Directive:
Tally the lines containing the word "Make", and report the tally alone.

Entries supplied:
======
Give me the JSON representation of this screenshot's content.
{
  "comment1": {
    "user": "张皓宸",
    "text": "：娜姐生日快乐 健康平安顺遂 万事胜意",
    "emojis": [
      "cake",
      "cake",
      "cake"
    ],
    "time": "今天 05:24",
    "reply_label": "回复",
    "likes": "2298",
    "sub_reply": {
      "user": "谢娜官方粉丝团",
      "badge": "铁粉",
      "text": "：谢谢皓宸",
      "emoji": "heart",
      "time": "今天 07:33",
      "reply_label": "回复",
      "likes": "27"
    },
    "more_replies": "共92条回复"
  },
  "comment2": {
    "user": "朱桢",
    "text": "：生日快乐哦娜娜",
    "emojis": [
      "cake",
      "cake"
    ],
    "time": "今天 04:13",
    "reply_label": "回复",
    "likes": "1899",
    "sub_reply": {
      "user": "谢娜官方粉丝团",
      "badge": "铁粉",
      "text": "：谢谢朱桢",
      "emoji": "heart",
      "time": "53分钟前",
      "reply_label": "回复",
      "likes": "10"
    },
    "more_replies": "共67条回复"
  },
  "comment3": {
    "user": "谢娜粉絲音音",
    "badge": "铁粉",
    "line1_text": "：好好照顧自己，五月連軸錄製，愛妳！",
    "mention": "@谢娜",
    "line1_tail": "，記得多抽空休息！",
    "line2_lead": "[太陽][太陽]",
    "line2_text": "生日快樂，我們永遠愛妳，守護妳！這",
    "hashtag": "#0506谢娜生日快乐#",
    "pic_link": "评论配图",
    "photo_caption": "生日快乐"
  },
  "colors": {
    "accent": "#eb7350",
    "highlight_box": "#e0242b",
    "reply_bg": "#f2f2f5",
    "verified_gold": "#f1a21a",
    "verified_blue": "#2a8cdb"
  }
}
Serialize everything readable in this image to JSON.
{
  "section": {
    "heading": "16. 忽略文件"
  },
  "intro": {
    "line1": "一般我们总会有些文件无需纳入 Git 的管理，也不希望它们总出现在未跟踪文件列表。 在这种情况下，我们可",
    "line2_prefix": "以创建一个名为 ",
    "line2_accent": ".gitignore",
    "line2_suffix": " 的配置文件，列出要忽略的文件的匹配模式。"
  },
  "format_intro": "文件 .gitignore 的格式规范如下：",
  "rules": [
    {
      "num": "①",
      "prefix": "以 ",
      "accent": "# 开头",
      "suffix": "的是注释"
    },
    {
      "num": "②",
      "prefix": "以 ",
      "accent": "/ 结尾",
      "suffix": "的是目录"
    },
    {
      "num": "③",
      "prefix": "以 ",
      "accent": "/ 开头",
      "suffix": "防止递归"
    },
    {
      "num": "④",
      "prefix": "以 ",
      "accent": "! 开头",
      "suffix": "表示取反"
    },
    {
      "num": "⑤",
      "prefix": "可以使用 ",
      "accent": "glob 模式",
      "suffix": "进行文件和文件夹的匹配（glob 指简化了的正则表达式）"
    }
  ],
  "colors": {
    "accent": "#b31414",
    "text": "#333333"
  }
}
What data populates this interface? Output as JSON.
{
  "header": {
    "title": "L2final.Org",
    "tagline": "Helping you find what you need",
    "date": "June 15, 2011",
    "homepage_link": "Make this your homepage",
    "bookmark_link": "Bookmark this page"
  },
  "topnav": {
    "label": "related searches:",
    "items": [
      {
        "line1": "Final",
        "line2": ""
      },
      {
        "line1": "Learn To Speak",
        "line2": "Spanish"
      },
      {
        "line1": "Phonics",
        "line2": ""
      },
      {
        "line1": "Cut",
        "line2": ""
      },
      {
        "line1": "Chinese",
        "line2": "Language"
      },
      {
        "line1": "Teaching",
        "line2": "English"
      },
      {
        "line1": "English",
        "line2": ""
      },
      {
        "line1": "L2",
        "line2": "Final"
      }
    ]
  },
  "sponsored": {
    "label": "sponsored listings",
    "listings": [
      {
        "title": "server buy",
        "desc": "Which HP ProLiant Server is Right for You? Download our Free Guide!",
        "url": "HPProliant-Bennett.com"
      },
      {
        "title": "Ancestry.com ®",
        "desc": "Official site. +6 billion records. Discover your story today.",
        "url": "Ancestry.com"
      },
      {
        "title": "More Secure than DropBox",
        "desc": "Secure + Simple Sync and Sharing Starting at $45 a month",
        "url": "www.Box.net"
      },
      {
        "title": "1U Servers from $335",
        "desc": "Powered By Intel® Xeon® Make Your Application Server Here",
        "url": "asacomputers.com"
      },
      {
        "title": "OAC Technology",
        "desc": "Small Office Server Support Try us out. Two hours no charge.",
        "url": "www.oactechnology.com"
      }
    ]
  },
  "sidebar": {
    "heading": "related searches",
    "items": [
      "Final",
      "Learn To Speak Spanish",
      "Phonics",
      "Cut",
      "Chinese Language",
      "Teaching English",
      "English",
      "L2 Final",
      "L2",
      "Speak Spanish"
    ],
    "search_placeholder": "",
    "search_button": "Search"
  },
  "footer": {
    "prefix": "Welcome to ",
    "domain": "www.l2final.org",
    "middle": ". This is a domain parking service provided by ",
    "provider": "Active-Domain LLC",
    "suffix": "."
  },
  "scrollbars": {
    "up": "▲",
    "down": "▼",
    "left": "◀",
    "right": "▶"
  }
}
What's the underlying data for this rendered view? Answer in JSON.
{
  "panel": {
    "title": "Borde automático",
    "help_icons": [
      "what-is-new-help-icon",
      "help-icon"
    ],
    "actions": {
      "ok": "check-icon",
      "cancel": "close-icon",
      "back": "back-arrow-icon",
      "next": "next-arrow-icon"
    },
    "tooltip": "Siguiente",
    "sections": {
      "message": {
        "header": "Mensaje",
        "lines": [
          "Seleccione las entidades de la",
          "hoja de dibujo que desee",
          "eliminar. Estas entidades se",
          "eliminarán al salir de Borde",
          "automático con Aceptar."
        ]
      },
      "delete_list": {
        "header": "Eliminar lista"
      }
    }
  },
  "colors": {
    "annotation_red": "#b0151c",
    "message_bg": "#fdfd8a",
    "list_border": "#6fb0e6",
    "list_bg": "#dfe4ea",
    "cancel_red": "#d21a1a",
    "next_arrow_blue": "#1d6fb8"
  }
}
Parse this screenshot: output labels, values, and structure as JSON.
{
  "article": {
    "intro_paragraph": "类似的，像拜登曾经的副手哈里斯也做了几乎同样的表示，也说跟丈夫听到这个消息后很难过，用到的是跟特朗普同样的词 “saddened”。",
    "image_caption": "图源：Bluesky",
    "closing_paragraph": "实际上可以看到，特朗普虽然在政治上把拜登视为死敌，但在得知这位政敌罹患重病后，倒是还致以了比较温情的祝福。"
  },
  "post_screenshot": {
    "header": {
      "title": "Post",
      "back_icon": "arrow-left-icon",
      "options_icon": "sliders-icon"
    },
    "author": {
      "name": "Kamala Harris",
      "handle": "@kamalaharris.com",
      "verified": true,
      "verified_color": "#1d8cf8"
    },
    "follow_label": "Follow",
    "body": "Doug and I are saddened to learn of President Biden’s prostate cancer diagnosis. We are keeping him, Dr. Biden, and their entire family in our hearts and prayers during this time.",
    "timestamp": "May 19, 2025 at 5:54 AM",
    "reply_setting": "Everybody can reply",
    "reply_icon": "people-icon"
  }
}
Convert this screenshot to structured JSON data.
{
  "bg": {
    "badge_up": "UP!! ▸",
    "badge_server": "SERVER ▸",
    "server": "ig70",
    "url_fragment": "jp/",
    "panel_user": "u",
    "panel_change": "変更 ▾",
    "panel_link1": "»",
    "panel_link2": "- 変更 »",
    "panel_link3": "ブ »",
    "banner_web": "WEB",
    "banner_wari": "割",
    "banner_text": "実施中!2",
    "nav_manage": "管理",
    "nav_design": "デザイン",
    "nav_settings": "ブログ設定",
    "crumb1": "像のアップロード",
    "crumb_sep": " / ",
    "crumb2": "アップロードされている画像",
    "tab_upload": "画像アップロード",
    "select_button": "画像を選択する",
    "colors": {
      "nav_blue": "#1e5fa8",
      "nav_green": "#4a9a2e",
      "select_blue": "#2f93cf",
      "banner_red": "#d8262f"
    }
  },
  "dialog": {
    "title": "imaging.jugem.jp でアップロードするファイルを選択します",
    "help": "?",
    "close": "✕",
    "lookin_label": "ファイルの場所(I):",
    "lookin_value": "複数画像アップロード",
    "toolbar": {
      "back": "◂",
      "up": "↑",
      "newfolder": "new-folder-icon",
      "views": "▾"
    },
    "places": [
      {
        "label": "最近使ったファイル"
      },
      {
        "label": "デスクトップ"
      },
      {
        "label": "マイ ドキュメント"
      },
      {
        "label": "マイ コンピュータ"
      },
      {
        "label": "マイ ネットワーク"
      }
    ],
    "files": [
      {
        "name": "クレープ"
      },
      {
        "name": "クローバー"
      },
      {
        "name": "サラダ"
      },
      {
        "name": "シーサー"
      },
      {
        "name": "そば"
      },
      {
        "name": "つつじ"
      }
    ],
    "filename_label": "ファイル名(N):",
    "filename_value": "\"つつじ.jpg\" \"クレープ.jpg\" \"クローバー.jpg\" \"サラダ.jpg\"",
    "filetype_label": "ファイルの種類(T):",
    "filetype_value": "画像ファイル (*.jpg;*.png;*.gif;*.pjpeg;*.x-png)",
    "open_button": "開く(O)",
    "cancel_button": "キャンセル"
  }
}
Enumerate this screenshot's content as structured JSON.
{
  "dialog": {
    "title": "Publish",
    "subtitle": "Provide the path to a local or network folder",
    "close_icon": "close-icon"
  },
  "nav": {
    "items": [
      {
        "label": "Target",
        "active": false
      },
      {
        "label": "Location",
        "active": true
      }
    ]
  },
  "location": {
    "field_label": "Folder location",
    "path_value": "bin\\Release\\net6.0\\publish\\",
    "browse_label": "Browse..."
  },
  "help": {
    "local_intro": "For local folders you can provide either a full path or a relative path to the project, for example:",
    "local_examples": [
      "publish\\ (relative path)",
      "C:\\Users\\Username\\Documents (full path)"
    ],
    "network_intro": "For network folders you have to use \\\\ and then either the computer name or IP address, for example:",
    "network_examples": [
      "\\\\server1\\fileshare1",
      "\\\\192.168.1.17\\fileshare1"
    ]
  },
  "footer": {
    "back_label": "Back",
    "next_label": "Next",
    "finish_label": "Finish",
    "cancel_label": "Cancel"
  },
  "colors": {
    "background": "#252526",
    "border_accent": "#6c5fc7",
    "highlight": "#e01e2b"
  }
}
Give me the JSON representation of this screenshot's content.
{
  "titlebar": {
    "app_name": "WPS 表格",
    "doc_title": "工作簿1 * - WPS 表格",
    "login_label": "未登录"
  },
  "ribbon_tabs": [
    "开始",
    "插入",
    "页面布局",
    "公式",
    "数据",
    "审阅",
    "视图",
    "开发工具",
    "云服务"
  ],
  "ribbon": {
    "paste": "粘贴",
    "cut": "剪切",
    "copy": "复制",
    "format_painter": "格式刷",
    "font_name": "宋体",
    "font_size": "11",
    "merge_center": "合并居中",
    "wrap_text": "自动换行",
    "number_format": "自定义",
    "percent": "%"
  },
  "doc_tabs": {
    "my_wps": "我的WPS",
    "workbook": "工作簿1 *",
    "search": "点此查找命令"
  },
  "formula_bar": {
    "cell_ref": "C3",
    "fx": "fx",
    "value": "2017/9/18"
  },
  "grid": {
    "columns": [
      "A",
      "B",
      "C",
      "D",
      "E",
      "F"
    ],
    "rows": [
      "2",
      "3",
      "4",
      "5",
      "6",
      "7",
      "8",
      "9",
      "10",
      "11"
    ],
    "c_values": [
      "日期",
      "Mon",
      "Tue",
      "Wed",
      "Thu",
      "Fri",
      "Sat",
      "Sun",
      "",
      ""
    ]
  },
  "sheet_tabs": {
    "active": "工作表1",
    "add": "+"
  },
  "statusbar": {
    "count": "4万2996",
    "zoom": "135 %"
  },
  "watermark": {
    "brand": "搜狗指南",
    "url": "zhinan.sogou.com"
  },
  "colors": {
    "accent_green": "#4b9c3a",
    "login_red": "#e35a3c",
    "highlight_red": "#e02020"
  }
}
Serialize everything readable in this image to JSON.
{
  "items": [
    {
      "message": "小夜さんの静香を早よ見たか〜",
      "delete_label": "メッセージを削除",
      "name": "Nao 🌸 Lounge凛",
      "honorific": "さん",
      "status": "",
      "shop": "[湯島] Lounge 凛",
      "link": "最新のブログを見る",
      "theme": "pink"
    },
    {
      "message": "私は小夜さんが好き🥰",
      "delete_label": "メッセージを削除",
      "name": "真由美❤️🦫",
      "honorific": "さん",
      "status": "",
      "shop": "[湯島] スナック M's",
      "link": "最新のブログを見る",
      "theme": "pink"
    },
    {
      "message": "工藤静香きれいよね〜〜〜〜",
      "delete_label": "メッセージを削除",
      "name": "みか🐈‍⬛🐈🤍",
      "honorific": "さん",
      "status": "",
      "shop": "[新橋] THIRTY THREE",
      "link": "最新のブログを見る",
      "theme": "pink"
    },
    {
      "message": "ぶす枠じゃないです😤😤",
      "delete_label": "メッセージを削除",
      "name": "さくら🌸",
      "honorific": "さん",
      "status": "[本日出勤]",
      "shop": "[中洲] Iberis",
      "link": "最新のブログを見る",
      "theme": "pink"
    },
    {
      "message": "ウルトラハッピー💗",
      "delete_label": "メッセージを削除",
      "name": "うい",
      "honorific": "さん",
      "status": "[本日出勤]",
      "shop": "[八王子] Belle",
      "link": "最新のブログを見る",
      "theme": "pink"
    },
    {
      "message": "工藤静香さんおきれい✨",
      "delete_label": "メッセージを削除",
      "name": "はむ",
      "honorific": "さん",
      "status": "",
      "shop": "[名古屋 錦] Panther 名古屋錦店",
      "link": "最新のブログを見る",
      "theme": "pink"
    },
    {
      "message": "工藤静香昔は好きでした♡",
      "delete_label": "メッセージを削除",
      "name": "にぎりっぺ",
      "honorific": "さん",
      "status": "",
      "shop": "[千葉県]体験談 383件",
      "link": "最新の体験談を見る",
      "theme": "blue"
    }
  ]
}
======
Exercise result:
2